*PROBLEM REQUIREMENTS*.
Without the pictures, can you quote each line below exactly?

*Stored records*.
□ □ □ □ □ □ □

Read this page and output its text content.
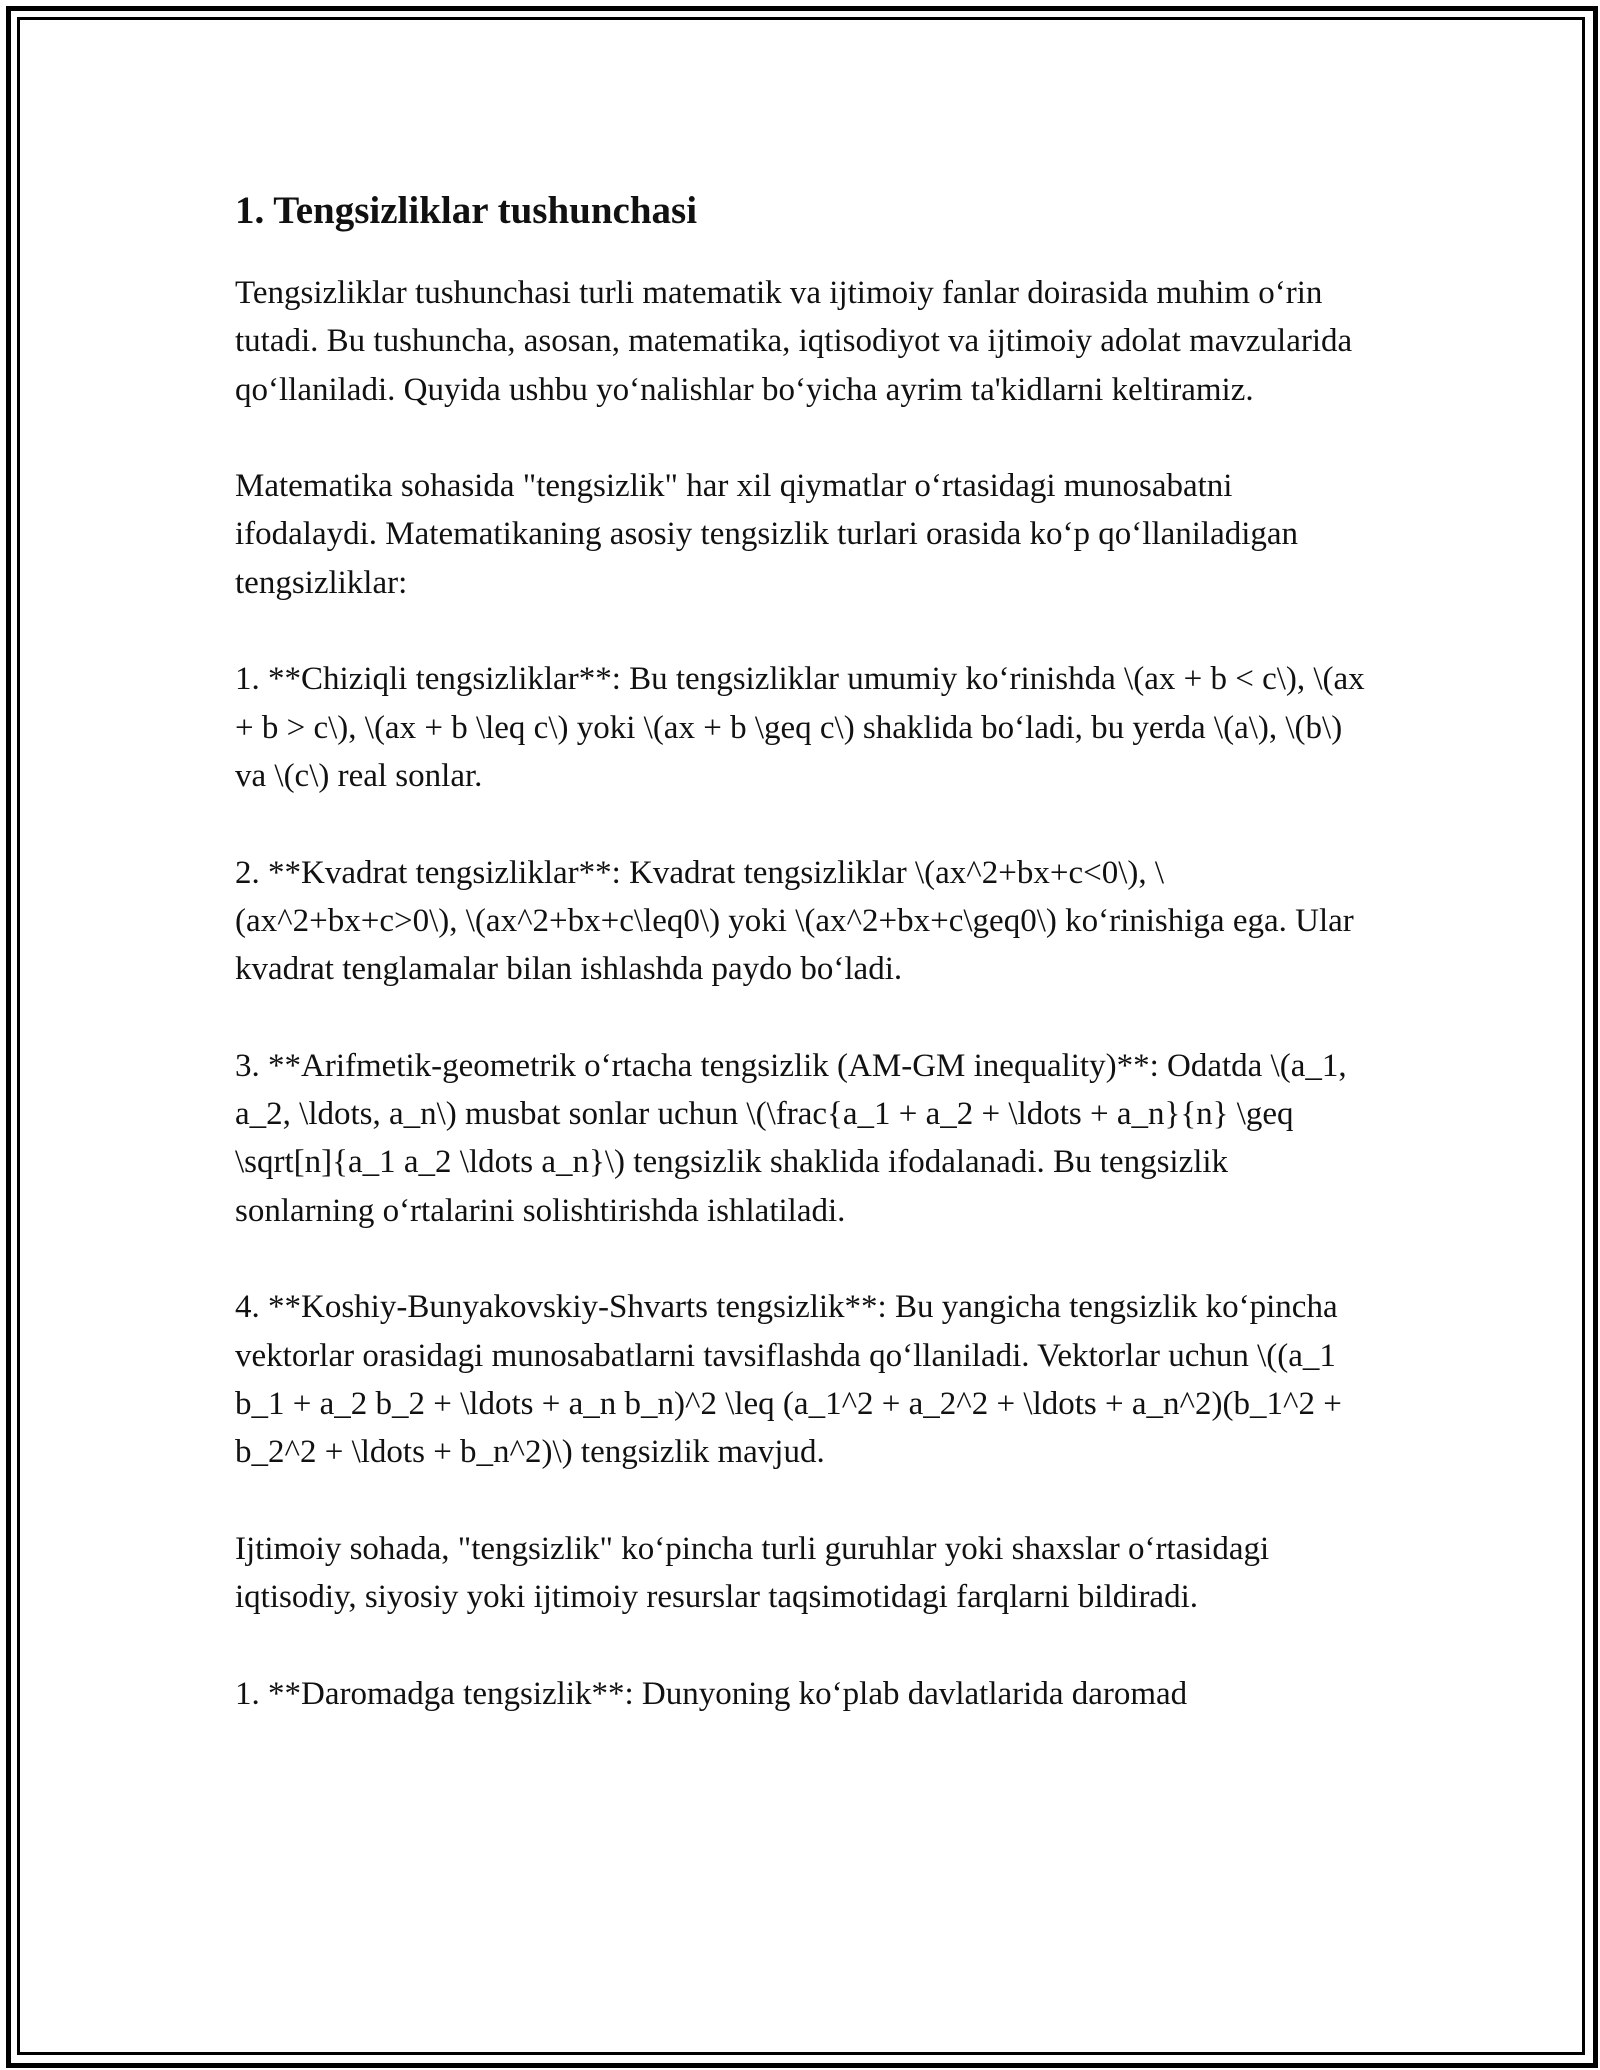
1. Tengsizliklar tushunchasi

Tengsizliklar tushunchasi turli matematik va ijtimoiy fanlar doirasida muhim o‘rin tutadi. Bu tushuncha, asosan, matematika, iqtisodiyot va ijtimoiy adolat mavzularida qo‘llaniladi. Quyida ushbu yo‘nalishlar bo‘yicha ayrim ta'kidlarni keltiramiz.

Matematika sohasida "tengsizlik" har xil qiymatlar o‘rtasidagi munosabatni ifodalaydi. Matematikaning asosiy tengsizlik turlari orasida ko‘p qo‘llaniladigan tengsizliklar:

1. **Chiziqli tengsizliklar**: Bu tengsizliklar umumiy ko‘rinishda \(ax + b < c\), \(ax + b > c\), \(ax + b \leq c\) yoki \(ax + b \geq c\) shaklida bo‘ladi, bu yerda \(a\), \(b\) va \(c\) real sonlar.

2. **Kvadrat tengsizliklar**: Kvadrat tengsizliklar \(ax^2+bx+c<0\), \(ax^2+bx+c>0\), \(ax^2+bx+c\leq0\) yoki \(ax^2+bx+c\geq0\) ko‘rinishiga ega. Ular kvadrat tenglamalar bilan ishlashda paydo bo‘ladi.

3. **Arifmetik-geometrik o‘rtacha tengsizlik (AM-GM inequality)**: Odatda \(a_1, a_2, \ldots, a_n\) musbat sonlar uchun \(\frac{a_1 + a_2 + \ldots + a_n}{n} \geq \sqrt[n]{a_1 a_2 \ldots a_n}\) tengsizlik shaklida ifodalanadi. Bu tengsizlik sonlarning o‘rtalarini solishtirishda ishlatiladi.

4. **Koshiy-Bunyakovskiy-Shvarts tengsizlik**: Bu yangicha tengsizlik ko‘pincha vektorlar orasidagi munosabatlarni tavsiflashda qo‘llaniladi. Vektorlar uchun \((a_1 b_1 + a_2 b_2 + \ldots + a_n b_n)^2 \leq (a_1^2 + a_2^2 + \ldots + a_n^2)(b_1^2 + b_2^2 + \ldots + b_n^2)\) tengsizlik mavjud.

Ijtimoiy sohada, "tengsizlik" ko‘pincha turli guruhlar yoki shaxslar o‘rtasidagi iqtisodiy, siyosiy yoki ijtimoiy resurslar taqsimotidagi farqlarni bildiradi.

1. **Daromadga tengsizlik**: Dunyoning ko‘plab davlatlarida daromad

□ □ □ □ □ □ □

*TASK OUTPUT*.
Read this page and output its text content.
1. Tengsizliklar tushunchasi

Tengsizliklar tushunchasi turli matematik va ijtimoiy fanlar doirasida muhim o‘rin tutadi. Bu tushuncha, asosan, matematika, iqtisodiyot va ijtimoiy adolat mavzularida qo‘llaniladi. Quyida ushbu yo‘nalishlar bo‘yicha ayrim ta'kidlarni keltiramiz.

Matematika sohasida "tengsizlik" har xil qiymatlar o‘rtasidagi munosabatni ifodalaydi. Matematikaning asosiy tengsizlik turlari orasida ko‘p qo‘llaniladigan tengsizliklar:

1. **Chiziqli tengsizliklar**: Bu tengsizliklar umumiy ko‘rinishda \(ax + b < c\), \(ax + b > c\), \(ax + b \leq c\) yoki \(ax + b \geq c\) shaklida bo‘ladi, bu yerda \(a\), \(b\) va \(c\) real sonlar.

2. **Kvadrat tengsizliklar**: Kvadrat tengsizliklar \(ax^2+bx+c<0\), \(ax^2+bx+c>0\), \(ax^2+bx+c\leq0\) yoki \(ax^2+bx+c\geq0\) ko‘rinishiga ega. Ular kvadrat tenglamalar bilan ishlashda paydo bo‘ladi.

3. **Arifmetik-geometrik o‘rtacha tengsizlik (AM-GM inequality)**: Odatda \(a_1, a_2, \ldots, a_n\) musbat sonlar uchun \(\frac{a_1 + a_2 + \ldots + a_n}{n} \geq \sqrt[n]{a_1 a_2 \ldots a_n}\) tengsizlik shaklida ifodalanadi. Bu tengsizlik sonlarning o‘rtalarini solishtirishda ishlatiladi.

4. **Koshiy-Bunyakovskiy-Shvarts tengsizlik**: Bu yangicha tengsizlik ko‘pincha vektorlar orasidagi munosabatlarni tavsiflashda qo‘llaniladi. Vektorlar uchun \((a_1 b_1 + a_2 b_2 + \ldots + a_n b_n)^2 \leq (a_1^2 + a_2^2 + \ldots + a_n^2)(b_1^2 + b_2^2 + \ldots + b_n^2)\) tengsizlik mavjud.

Ijtimoiy sohada, "tengsizlik" ko‘pincha turli guruhlar yoki shaxslar o‘rtasidagi iqtisodiy, siyosiy yoki ijtimoiy resurslar taqsimotidagi farqlarni bildiradi.

1. **Daromadga tengsizlik**: Dunyoning ko‘plab davlatlarida daromad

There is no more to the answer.